--- Work required ---
Every record that follows should be printed verbatim.

::: Records to process :::

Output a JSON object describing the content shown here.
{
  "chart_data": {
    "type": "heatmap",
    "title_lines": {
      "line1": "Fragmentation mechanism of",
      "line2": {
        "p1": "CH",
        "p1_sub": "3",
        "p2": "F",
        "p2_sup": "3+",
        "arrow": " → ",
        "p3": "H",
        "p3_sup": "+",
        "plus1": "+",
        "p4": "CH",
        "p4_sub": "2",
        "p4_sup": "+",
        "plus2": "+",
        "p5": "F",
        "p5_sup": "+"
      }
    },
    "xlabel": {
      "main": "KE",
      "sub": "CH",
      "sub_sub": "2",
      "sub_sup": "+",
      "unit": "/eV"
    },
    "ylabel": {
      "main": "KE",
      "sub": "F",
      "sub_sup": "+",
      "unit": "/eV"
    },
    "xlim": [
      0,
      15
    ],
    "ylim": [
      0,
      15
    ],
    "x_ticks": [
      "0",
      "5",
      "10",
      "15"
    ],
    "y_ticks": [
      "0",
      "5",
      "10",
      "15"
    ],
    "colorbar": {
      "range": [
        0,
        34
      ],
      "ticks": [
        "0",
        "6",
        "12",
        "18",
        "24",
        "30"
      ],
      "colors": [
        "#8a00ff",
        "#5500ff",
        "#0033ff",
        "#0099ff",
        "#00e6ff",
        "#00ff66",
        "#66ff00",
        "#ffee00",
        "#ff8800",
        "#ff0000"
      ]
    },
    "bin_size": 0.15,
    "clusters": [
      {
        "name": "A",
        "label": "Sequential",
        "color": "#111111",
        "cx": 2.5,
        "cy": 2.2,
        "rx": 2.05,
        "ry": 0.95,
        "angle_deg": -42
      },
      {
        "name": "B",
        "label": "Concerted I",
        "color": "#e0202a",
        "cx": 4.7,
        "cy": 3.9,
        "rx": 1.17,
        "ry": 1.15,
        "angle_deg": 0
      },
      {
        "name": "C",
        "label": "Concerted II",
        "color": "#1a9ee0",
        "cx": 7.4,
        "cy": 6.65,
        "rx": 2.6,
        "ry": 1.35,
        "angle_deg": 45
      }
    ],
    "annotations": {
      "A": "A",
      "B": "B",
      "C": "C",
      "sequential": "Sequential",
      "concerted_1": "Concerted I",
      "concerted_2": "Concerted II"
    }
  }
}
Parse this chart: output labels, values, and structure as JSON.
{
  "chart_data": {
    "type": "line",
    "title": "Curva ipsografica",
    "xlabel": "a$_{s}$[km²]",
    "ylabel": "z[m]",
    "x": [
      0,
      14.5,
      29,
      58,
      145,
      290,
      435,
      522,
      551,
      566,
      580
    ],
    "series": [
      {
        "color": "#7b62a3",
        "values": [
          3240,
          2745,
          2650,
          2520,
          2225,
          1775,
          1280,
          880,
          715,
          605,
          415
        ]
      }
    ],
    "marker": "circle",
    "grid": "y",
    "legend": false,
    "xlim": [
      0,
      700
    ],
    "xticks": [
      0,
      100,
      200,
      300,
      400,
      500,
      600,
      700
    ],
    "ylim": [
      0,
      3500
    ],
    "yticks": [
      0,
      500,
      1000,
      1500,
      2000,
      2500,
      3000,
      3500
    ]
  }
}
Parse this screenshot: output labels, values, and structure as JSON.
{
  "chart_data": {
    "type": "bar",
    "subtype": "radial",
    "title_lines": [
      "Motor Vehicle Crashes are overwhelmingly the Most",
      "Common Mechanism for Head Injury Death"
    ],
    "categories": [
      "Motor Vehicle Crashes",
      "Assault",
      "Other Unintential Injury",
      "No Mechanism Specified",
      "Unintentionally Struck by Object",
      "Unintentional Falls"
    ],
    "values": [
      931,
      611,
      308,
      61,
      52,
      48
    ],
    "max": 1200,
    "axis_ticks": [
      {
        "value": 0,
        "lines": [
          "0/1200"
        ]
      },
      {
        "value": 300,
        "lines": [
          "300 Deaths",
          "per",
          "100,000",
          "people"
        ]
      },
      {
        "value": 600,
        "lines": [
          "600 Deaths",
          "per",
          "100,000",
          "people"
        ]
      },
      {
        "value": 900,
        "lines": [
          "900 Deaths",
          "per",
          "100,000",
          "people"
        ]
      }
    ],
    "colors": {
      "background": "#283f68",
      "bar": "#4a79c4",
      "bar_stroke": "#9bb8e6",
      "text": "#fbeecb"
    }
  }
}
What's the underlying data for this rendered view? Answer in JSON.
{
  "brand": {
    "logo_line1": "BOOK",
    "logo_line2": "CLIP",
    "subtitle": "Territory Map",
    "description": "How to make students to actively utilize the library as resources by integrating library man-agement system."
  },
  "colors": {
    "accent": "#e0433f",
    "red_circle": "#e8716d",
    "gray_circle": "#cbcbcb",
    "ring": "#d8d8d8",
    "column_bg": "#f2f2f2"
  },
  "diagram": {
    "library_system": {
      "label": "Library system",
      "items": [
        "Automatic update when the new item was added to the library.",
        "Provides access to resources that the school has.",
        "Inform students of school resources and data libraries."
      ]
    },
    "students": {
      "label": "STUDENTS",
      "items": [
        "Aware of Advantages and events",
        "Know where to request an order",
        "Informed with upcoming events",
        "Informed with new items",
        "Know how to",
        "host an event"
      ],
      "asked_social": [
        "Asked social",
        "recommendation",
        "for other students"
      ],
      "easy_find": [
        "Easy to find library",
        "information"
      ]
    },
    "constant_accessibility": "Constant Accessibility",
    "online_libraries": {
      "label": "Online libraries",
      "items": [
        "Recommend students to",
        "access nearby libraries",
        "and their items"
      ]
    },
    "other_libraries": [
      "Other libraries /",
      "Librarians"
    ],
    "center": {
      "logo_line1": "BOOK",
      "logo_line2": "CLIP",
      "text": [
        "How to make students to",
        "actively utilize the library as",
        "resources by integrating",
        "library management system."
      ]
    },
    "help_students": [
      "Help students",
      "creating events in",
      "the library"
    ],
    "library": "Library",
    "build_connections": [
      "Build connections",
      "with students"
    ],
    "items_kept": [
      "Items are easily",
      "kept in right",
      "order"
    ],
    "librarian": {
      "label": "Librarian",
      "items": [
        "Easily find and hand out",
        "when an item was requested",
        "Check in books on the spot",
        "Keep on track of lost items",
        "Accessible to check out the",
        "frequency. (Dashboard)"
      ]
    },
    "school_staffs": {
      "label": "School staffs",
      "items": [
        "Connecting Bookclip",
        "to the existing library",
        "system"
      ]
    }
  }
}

:::

--- The solution ---
Output a JSON object describing the content shown here.
{
  "chart_data": {
    "type": "heatmap",
    "title_lines": {
      "line1": "Fragmentation mechanism of",
      "line2": {
        "p1": "CH",
        "p1_sub": "3",
        "p2": "F",
        "p2_sup": "3+",
        "arrow": " → ",
        "p3": "H",
        "p3_sup": "+",
        "plus1": "+",
        "p4": "CH",
        "p4_sub": "2",
        "p4_sup": "+",
        "plus2": "+",
        "p5": "F",
        "p5_sup": "+"
      }
    },
    "xlabel": {
      "main": "KE",
      "sub": "CH",
      "sub_sub": "2",
      "sub_sup": "+",
      "unit": "/eV"
    },
    "ylabel": {
      "main": "KE",
      "sub": "F",
      "sub_sup": "+",
      "unit": "/eV"
    },
    "xlim": [
      0,
      15
    ],
    "ylim": [
      0,
      15
    ],
    "x_ticks": [
      "0",
      "5",
      "10",
      "15"
    ],
    "y_ticks": [
      "0",
      "5",
      "10",
      "15"
    ],
    "colorbar": {
      "range": [
        0,
        34
      ],
      "ticks": [
        "0",
        "6",
        "12",
        "18",
        "24",
        "30"
      ],
      "colors": [
        "#8a00ff",
        "#5500ff",
        "#0033ff",
        "#0099ff",
        "#00e6ff",
        "#00ff66",
        "#66ff00",
        "#ffee00",
        "#ff8800",
        "#ff0000"
      ]
    },
    "bin_size": 0.15,
    "clusters": [
      {
        "name": "A",
        "label": "Sequential",
        "color": "#111111",
        "cx": 2.5,
        "cy": 2.2,
        "rx": 2.05,
        "ry": 0.95,
        "angle_deg": -42
      },
      {
        "name": "B",
        "label": "Concerted I",
        "color": "#e0202a",
        "cx": 4.7,
        "cy": 3.9,
        "rx": 1.17,
        "ry": 1.15,
        "angle_deg": 0
      },
      {
        "name": "C",
        "label": "Concerted II",
        "color": "#1a9ee0",
        "cx": 7.4,
        "cy": 6.65,
        "rx": 2.6,
        "ry": 1.35,
        "angle_deg": 45
      }
    ],
    "annotations": {
      "A": "A",
      "B": "B",
      "C": "C",
      "sequential": "Sequential",
      "concerted_1": "Concerted I",
      "concerted_2": "Concerted II"
    }
  }
}
Parse this chart: output labels, values, and structure as JSON.
{
  "chart_data": {
    "type": "line",
    "title": "Curva ipsografica",
    "xlabel": "a$_{s}$[km²]",
    "ylabel": "z[m]",
    "x": [
      0,
      14.5,
      29,
      58,
      145,
      290,
      435,
      522,
      551,
      566,
      580
    ],
    "series": [
      {
        "color": "#7b62a3",
        "values": [
          3240,
          2745,
          2650,
          2520,
          2225,
          1775,
          1280,
          880,
          715,
          605,
          415
        ]
      }
    ],
    "marker": "circle",
    "grid": "y",
    "legend": false,
    "xlim": [
      0,
      700
    ],
    "xticks": [
      0,
      100,
      200,
      300,
      400,
      500,
      600,
      700
    ],
    "ylim": [
      0,
      3500
    ],
    "yticks": [
      0,
      500,
      1000,
      1500,
      2000,
      2500,
      3000,
      3500
    ]
  }
}
Parse this screenshot: output labels, values, and structure as JSON.
{
  "chart_data": {
    "type": "bar",
    "subtype": "radial",
    "title_lines": [
      "Motor Vehicle Crashes are overwhelmingly the Most",
      "Common Mechanism for Head Injury Death"
    ],
    "categories": [
      "Motor Vehicle Crashes",
      "Assault",
      "Other Unintential Injury",
      "No Mechanism Specified",
      "Unintentionally Struck by Object",
      "Unintentional Falls"
    ],
    "values": [
      931,
      611,
      308,
      61,
      52,
      48
    ],
    "max": 1200,
    "axis_ticks": [
      {
        "value": 0,
        "lines": [
          "0/1200"
        ]
      },
      {
        "value": 300,
        "lines": [
          "300 Deaths",
          "per",
          "100,000",
          "people"
        ]
      },
      {
        "value": 600,
        "lines": [
          "600 Deaths",
          "per",
          "100,000",
          "people"
        ]
      },
      {
        "value": 900,
        "lines": [
          "900 Deaths",
          "per",
          "100,000",
          "people"
        ]
      }
    ],
    "colors": {
      "background": "#283f68",
      "bar": "#4a79c4",
      "bar_stroke": "#9bb8e6",
      "text": "#fbeecb"
    }
  }
}
What's the underlying data for this rendered view? Answer in JSON.
{
  "brand": {
    "logo_line1": "BOOK",
    "logo_line2": "CLIP",
    "subtitle": "Territory Map",
    "description": "How to make students to actively utilize the library as resources by integrating library man-agement system."
  },
  "colors": {
    "accent": "#e0433f",
    "red_circle": "#e8716d",
    "gray_circle": "#cbcbcb",
    "ring": "#d8d8d8",
    "column_bg": "#f2f2f2"
  },
  "diagram": {
    "library_system": {
      "label": "Library system",
      "items": [
        "Automatic update when the new item was added to the library.",
        "Provides access to resources that the school has.",
        "Inform students of school resources and data libraries."
      ]
    },
    "students": {
      "label": "STUDENTS",
      "items": [
        "Aware of Advantages and events",
        "Know where to request an order",
        "Informed with upcoming events",
        "Informed with new items",
        "Know how to",
        "host an event"
      ],
      "asked_social": [
        "Asked social",
        "recommendation",
        "for other students"
      ],
      "easy_find": [
        "Easy to find library",
        "information"
      ]
    },
    "constant_accessibility": "Constant Accessibility",
    "online_libraries": {
      "label": "Online libraries",
      "items": [
        "Recommend students to",
        "access nearby libraries",
        "and their items"
      ]
    },
    "other_libraries": [
      "Other libraries /",
      "Librarians"
    ],
    "center": {
      "logo_line1": "BOOK",
      "logo_line2": "CLIP",
      "text": [
        "How to make students to",
        "actively utilize the library as",
        "resources by integrating",
        "library management system."
      ]
    },
    "help_students": [
      "Help students",
      "creating events in",
      "the library"
    ],
    "library": "Library",
    "build_connections": [
      "Build connections",
      "with students"
    ],
    "items_kept": [
      "Items are easily",
      "kept in right",
      "order"
    ],
    "librarian": {
      "label": "Librarian",
      "items": [
        "Easily find and hand out",
        "when an item was requested",
        "Check in books on the spot",
        "Keep on track of lost items",
        "Accessible to check out the",
        "frequency. (Dashboard)"
      ]
    },
    "school_staffs": {
      "label": "School staffs",
      "items": [
        "Connecting Bookclip",
        "to the existing library",
        "system"
      ]
    }
  }
}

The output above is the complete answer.